## EXERCISE AIM
Output every line below verbatim, in the same order, with nothing left out or changed.

Source data
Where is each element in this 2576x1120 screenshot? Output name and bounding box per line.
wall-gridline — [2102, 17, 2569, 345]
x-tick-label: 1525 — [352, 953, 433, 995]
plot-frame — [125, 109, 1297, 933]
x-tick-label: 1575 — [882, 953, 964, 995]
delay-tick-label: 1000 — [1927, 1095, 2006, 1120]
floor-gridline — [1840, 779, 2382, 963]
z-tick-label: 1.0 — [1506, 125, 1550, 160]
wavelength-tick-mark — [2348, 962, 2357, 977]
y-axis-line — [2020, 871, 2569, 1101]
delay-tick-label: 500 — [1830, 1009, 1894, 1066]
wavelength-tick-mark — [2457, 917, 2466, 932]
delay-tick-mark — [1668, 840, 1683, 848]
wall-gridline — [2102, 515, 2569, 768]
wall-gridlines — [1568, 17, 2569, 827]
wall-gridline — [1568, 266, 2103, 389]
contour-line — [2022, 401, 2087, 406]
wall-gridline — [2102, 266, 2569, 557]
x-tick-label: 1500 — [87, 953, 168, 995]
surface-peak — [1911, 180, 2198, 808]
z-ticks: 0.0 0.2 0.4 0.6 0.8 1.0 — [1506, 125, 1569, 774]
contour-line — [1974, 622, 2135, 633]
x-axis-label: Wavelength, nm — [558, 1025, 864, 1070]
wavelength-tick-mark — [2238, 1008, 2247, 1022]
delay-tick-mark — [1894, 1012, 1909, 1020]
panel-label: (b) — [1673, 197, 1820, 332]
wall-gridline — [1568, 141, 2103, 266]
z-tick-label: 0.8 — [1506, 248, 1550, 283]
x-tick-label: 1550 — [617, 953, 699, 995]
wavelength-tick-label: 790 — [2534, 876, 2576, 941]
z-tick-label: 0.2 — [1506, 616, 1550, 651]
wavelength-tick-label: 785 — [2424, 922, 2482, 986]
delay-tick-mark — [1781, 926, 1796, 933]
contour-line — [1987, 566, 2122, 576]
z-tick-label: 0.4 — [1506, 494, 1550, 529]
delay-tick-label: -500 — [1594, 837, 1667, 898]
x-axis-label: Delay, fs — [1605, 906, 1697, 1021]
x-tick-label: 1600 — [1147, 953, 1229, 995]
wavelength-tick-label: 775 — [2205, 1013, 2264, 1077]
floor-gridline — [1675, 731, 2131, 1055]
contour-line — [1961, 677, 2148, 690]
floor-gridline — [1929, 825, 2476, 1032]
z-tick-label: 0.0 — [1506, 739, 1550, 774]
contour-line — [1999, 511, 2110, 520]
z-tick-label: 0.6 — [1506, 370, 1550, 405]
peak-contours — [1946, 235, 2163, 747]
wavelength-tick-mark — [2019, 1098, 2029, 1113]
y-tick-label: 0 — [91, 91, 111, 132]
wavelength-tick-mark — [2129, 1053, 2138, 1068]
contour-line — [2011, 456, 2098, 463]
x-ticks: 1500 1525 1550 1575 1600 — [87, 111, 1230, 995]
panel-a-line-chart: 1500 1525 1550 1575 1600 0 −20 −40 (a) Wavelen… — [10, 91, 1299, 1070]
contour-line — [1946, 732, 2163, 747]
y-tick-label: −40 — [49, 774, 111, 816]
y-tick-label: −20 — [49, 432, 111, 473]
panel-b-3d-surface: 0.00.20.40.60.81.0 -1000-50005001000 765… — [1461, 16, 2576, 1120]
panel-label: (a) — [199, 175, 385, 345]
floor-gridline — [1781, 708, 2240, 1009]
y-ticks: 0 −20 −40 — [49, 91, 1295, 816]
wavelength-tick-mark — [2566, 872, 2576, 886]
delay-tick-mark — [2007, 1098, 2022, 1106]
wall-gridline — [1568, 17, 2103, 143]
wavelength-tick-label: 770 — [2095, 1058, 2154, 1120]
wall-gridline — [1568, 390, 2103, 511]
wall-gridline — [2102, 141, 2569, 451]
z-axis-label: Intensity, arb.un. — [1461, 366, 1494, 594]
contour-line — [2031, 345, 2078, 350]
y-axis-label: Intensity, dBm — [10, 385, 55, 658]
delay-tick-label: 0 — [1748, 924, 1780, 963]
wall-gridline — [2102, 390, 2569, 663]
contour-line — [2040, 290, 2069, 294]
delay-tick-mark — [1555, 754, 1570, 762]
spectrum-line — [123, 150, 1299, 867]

## EXPECTED OUTPUT
Where is each element in this 2576x1120 screenshot? Output name and bounding box per line.
wall-gridline — [2102, 17, 2569, 345]
x-tick-label: 1525 — [352, 953, 433, 995]
plot-frame — [125, 109, 1297, 933]
x-tick-label: 1575 — [882, 953, 964, 995]
delay-tick-label: 1000 — [1927, 1095, 2006, 1120]
floor-gridline — [1840, 779, 2382, 963]
z-tick-label: 1.0 — [1506, 125, 1550, 160]
wavelength-tick-mark — [2348, 962, 2357, 977]
y-axis-line — [2020, 871, 2569, 1101]
delay-tick-label: 500 — [1830, 1009, 1894, 1066]
wavelength-tick-mark — [2457, 917, 2466, 932]
delay-tick-mark — [1668, 840, 1683, 848]
wall-gridline — [2102, 515, 2569, 768]
wall-gridlines — [1568, 17, 2569, 827]
wall-gridline — [1568, 266, 2103, 389]
contour-line — [2022, 401, 2087, 406]
wall-gridline — [2102, 266, 2569, 557]
x-tick-label: 1500 — [87, 953, 168, 995]
surface-peak — [1911, 180, 2198, 808]
z-ticks: 0.0 0.2 0.4 0.6 0.8 1.0 — [1506, 125, 1569, 774]
contour-line — [1974, 622, 2135, 633]
x-axis-label: Wavelength, nm — [558, 1025, 864, 1070]
wavelength-tick-mark — [2238, 1008, 2247, 1022]
delay-tick-mark — [1894, 1012, 1909, 1020]
panel-label: (b) — [1673, 197, 1820, 332]
wall-gridline — [1568, 141, 2103, 266]
z-tick-label: 0.8 — [1506, 248, 1550, 283]
x-tick-label: 1550 — [617, 953, 699, 995]
wavelength-tick-label: 790 — [2534, 876, 2576, 941]
z-tick-label: 0.2 — [1506, 616, 1550, 651]
wavelength-tick-label: 785 — [2424, 922, 2482, 986]
delay-tick-mark — [1781, 926, 1796, 933]
contour-line — [1987, 566, 2122, 576]
z-tick-label: 0.4 — [1506, 494, 1550, 529]
delay-tick-label: -500 — [1594, 837, 1667, 898]
x-axis-label: Delay, fs — [1605, 906, 1697, 1021]
x-tick-label: 1600 — [1147, 953, 1229, 995]
wavelength-tick-label: 775 — [2205, 1013, 2264, 1077]
floor-gridline — [1675, 731, 2131, 1055]
contour-line — [1961, 677, 2148, 690]
floor-gridline — [1929, 825, 2476, 1032]
z-tick-label: 0.0 — [1506, 739, 1550, 774]
contour-line — [1999, 511, 2110, 520]
z-tick-label: 0.6 — [1506, 370, 1550, 405]
peak-contours — [1946, 235, 2163, 747]
wavelength-tick-mark — [2019, 1098, 2029, 1113]
y-tick-label: 0 — [91, 91, 111, 132]
wavelength-tick-mark — [2129, 1053, 2138, 1068]
contour-line — [2011, 456, 2098, 463]
x-ticks: 1500 1525 1550 1575 1600 — [87, 111, 1230, 995]
panel-a-line-chart: 1500 1525 1550 1575 1600 0 −20 −40 (a) Wavelen… — [10, 91, 1299, 1070]
contour-line — [1946, 732, 2163, 747]
y-tick-label: −40 — [49, 774, 111, 816]
y-tick-label: −20 — [49, 432, 111, 473]
panel-b-3d-surface: 0.00.20.40.60.81.0 -1000-50005001000 765… — [1461, 16, 2576, 1120]
panel-label: (a) — [199, 175, 385, 345]
floor-gridline — [1781, 708, 2240, 1009]
y-ticks: 0 −20 −40 — [49, 91, 1295, 816]
wavelength-tick-mark — [2566, 872, 2576, 886]
delay-tick-mark — [2007, 1098, 2022, 1106]
wall-gridline — [1568, 17, 2103, 143]
wavelength-tick-label: 770 — [2095, 1058, 2154, 1120]
wall-gridline — [1568, 390, 2103, 511]
wall-gridline — [2102, 141, 2569, 451]
z-axis-label: Intensity, arb.un. — [1461, 366, 1494, 594]
contour-line — [2031, 345, 2078, 350]
y-axis-label: Intensity, dBm — [10, 385, 55, 658]
delay-tick-label: 0 — [1748, 924, 1780, 963]
wall-gridline — [2102, 390, 2569, 663]
contour-line — [2040, 290, 2069, 294]
delay-tick-mark — [1555, 754, 1570, 762]
spectrum-line — [123, 150, 1299, 867]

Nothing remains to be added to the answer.